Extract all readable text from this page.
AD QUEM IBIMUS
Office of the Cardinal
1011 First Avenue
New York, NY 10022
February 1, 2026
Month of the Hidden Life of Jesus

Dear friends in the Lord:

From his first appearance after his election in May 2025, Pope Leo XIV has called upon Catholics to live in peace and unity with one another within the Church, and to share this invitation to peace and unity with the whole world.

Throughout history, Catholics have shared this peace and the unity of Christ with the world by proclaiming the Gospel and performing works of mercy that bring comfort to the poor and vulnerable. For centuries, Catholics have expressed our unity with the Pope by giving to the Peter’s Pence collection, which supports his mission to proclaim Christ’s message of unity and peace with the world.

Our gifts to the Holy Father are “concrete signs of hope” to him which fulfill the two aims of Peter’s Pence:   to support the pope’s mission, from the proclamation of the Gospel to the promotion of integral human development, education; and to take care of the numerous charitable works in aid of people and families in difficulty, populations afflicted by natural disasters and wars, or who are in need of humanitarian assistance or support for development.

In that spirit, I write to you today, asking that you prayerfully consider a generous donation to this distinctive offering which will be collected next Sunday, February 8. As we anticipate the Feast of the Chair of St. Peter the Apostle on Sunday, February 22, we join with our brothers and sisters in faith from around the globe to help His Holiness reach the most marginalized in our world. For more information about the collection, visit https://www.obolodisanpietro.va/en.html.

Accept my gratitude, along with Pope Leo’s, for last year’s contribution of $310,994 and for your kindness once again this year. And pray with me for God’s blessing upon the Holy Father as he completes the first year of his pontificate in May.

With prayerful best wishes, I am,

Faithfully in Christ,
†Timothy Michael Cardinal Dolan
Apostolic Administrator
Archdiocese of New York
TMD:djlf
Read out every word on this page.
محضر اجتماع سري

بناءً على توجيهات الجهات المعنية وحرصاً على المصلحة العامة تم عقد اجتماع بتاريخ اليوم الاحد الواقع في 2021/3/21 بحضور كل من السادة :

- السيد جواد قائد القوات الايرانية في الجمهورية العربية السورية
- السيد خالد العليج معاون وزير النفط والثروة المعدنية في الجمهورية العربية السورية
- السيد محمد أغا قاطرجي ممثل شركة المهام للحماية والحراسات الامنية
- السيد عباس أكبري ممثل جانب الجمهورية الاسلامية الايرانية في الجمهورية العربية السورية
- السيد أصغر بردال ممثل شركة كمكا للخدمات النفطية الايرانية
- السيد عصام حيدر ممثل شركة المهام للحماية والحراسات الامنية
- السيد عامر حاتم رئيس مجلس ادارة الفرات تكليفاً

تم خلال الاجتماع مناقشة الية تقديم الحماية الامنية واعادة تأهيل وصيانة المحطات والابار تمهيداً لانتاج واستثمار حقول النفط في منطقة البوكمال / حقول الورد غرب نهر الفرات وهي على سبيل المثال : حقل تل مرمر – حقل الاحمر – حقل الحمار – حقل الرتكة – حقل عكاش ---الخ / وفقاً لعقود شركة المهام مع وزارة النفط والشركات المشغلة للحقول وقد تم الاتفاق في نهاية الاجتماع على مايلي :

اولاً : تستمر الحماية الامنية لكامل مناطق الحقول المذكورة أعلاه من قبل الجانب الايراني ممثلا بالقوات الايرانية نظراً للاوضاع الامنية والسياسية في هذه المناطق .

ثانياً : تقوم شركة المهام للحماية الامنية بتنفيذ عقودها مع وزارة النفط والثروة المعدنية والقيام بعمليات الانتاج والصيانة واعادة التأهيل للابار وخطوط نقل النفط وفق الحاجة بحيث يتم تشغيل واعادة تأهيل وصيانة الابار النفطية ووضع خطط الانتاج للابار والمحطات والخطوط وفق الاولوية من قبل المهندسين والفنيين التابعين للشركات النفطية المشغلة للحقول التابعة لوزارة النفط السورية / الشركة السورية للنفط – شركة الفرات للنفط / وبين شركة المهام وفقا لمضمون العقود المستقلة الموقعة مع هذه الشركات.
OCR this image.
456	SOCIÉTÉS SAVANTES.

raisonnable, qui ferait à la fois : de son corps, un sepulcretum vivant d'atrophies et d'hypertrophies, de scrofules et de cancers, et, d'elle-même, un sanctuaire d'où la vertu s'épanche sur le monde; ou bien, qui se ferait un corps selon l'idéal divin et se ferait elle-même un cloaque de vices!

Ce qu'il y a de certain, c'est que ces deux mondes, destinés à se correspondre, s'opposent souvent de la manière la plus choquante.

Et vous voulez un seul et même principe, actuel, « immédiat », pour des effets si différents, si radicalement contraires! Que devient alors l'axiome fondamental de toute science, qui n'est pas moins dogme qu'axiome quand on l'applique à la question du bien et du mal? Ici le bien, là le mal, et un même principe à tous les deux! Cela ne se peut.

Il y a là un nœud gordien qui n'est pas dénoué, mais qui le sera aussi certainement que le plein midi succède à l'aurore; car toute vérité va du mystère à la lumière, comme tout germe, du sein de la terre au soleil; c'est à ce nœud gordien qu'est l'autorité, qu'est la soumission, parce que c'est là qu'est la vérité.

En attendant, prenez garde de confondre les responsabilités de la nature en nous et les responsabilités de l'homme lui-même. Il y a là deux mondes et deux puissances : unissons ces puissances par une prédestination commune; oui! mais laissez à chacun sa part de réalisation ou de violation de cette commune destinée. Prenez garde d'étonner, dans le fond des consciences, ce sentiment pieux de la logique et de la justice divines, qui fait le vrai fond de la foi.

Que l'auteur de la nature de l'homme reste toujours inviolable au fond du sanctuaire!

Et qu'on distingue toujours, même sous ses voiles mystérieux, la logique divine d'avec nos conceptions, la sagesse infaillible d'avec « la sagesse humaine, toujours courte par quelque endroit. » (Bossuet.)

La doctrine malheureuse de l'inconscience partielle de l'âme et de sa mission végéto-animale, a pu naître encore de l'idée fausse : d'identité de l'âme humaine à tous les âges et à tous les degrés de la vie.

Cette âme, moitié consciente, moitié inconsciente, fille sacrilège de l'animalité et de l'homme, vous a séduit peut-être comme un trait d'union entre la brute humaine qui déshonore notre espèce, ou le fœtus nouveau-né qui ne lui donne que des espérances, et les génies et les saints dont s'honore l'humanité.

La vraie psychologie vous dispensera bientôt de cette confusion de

++++++++

REQUIRED WORK: The records above should be duplicated in full, exactly as given.

WRITTEN SOLUTION:
Extract all readable text from this page.
AD QUEM IBIMUS
Office of the Cardinal
1011 First Avenue
New York, NY 10022
February 1, 2026
Month of the Hidden Life of Jesus

Dear friends in the Lord:

From his first appearance after his election in May 2025, Pope Leo XIV has called upon Catholics to live in peace and unity with one another within the Church, and to share this invitation to peace and unity with the whole world.

Throughout history, Catholics have shared this peace and the unity of Christ with the world by proclaiming the Gospel and performing works of mercy that bring comfort to the poor and vulnerable. For centuries, Catholics have expressed our unity with the Pope by giving to the Peter’s Pence collection, which supports his mission to proclaim Christ’s message of unity and peace with the world.

Our gifts to the Holy Father are “concrete signs of hope” to him which fulfill the two aims of Peter’s Pence:   to support the pope’s mission, from the proclamation of the Gospel to the promotion of integral human development, education; and to take care of the numerous charitable works in aid of people and families in difficulty, populations afflicted by natural disasters and wars, or who are in need of humanitarian assistance or support for development.

In that spirit, I write to you today, asking that you prayerfully consider a generous donation to this distinctive offering which will be collected next Sunday, February 8. As we anticipate the Feast of the Chair of St. Peter the Apostle on Sunday, February 22, we join with our brothers and sisters in faith from around the globe to help His Holiness reach the most marginalized in our world. For more information about the collection, visit https://www.obolodisanpietro.va/en.html.

Accept my gratitude, along with Pope Leo’s, for last year’s contribution of $310,994 and for your kindness once again this year. And pray with me for God’s blessing upon the Holy Father as he completes the first year of his pontificate in May.

With prayerful best wishes, I am,

Faithfully in Christ,
†Timothy Michael Cardinal Dolan
Apostolic Administrator
Archdiocese of New York
TMD:djlf
Read out every word on this page.
محضر اجتماع سري

بناءً على توجيهات الجهات المعنية وحرصاً على المصلحة العامة تم عقد اجتماع بتاريخ اليوم الاحد الواقع في 2021/3/21 بحضور كل من السادة :

- السيد جواد قائد القوات الايرانية في الجمهورية العربية السورية
- السيد خالد العليج معاون وزير النفط والثروة المعدنية في الجمهورية العربية السورية
- السيد محمد أغا قاطرجي ممثل شركة المهام للحماية والحراسات الامنية
- السيد عباس أكبري ممثل جانب الجمهورية الاسلامية الايرانية في الجمهورية العربية السورية
- السيد أصغر بردال ممثل شركة كمكا للخدمات النفطية الايرانية
- السيد عصام حيدر ممثل شركة المهام للحماية والحراسات الامنية
- السيد عامر حاتم رئيس مجلس ادارة الفرات تكليفاً

تم خلال الاجتماع مناقشة الية تقديم الحماية الامنية واعادة تأهيل وصيانة المحطات والابار تمهيداً لانتاج واستثمار حقول النفط في منطقة البوكمال / حقول الورد غرب نهر الفرات وهي على سبيل المثال : حقل تل مرمر – حقل الاحمر – حقل الحمار – حقل الرتكة – حقل عكاش ---الخ / وفقاً لعقود شركة المهام مع وزارة النفط والشركات المشغلة للحقول وقد تم الاتفاق في نهاية الاجتماع على مايلي :

اولاً : تستمر الحماية الامنية لكامل مناطق الحقول المذكورة أعلاه من قبل الجانب الايراني ممثلا بالقوات الايرانية نظراً للاوضاع الامنية والسياسية في هذه المناطق .

ثانياً : تقوم شركة المهام للحماية الامنية بتنفيذ عقودها مع وزارة النفط والثروة المعدنية والقيام بعمليات الانتاج والصيانة واعادة التأهيل للابار وخطوط نقل النفط وفق الحاجة بحيث يتم تشغيل واعادة تأهيل وصيانة الابار النفطية ووضع خطط الانتاج للابار والمحطات والخطوط وفق الاولوية من قبل المهندسين والفنيين التابعين للشركات النفطية المشغلة للحقول التابعة لوزارة النفط السورية / الشركة السورية للنفط – شركة الفرات للنفط / وبين شركة المهام وفقا لمضمون العقود المستقلة الموقعة مع هذه الشركات.
OCR this image.
456	SOCIÉTÉS SAVANTES.

raisonnable, qui ferait à la fois : de son corps, un sepulcretum vivant d'atrophies et d'hypertrophies, de scrofules et de cancers, et, d'elle-même, un sanctuaire d'où la vertu s'épanche sur le monde; ou bien, qui se ferait un corps selon l'idéal divin et se ferait elle-même un cloaque de vices!

Ce qu'il y a de certain, c'est que ces deux mondes, destinés à se correspondre, s'opposent souvent de la manière la plus choquante.

Et vous voulez un seul et même principe, actuel, « immédiat », pour des effets si différents, si radicalement contraires! Que devient alors l'axiome fondamental de toute science, qui n'est pas moins dogme qu'axiome quand on l'applique à la question du bien et du mal? Ici le bien, là le mal, et un même principe à tous les deux! Cela ne se peut.

Il y a là un nœud gordien qui n'est pas dénoué, mais qui le sera aussi certainement que le plein midi succède à l'aurore; car toute vérité va du mystère à la lumière, comme tout germe, du sein de la terre au soleil; c'est à ce nœud gordien qu'est l'autorité, qu'est la soumission, parce que c'est là qu'est la vérité.

En attendant, prenez garde de confondre les responsabilités de la nature en nous et les responsabilités de l'homme lui-même. Il y a là deux mondes et deux puissances : unissons ces puissances par une prédestination commune; oui! mais laissez à chacun sa part de réalisation ou de violation de cette commune destinée. Prenez garde d'étonner, dans le fond des consciences, ce sentiment pieux de la logique et de la justice divines, qui fait le vrai fond de la foi.

Que l'auteur de la nature de l'homme reste toujours inviolable au fond du sanctuaire!

Et qu'on distingue toujours, même sous ses voiles mystérieux, la logique divine d'avec nos conceptions, la sagesse infaillible d'avec « la sagesse humaine, toujours courte par quelque endroit. » (Bossuet.)

La doctrine malheureuse de l'inconscience partielle de l'âme et de sa mission végéto-animale, a pu naître encore de l'idée fausse : d'identité de l'âme humaine à tous les âges et à tous les degrés de la vie.

Cette âme, moitié consciente, moitié inconsciente, fille sacrilège de l'animalité et de l'homme, vous a séduit peut-être comme un trait d'union entre la brute humaine qui déshonore notre espèce, ou le fœtus nouveau-né qui ne lui donne que des espérances, et les génies et les saints dont s'honore l'humanité.

La vraie psychologie vous dispensera bientôt de cette confusion de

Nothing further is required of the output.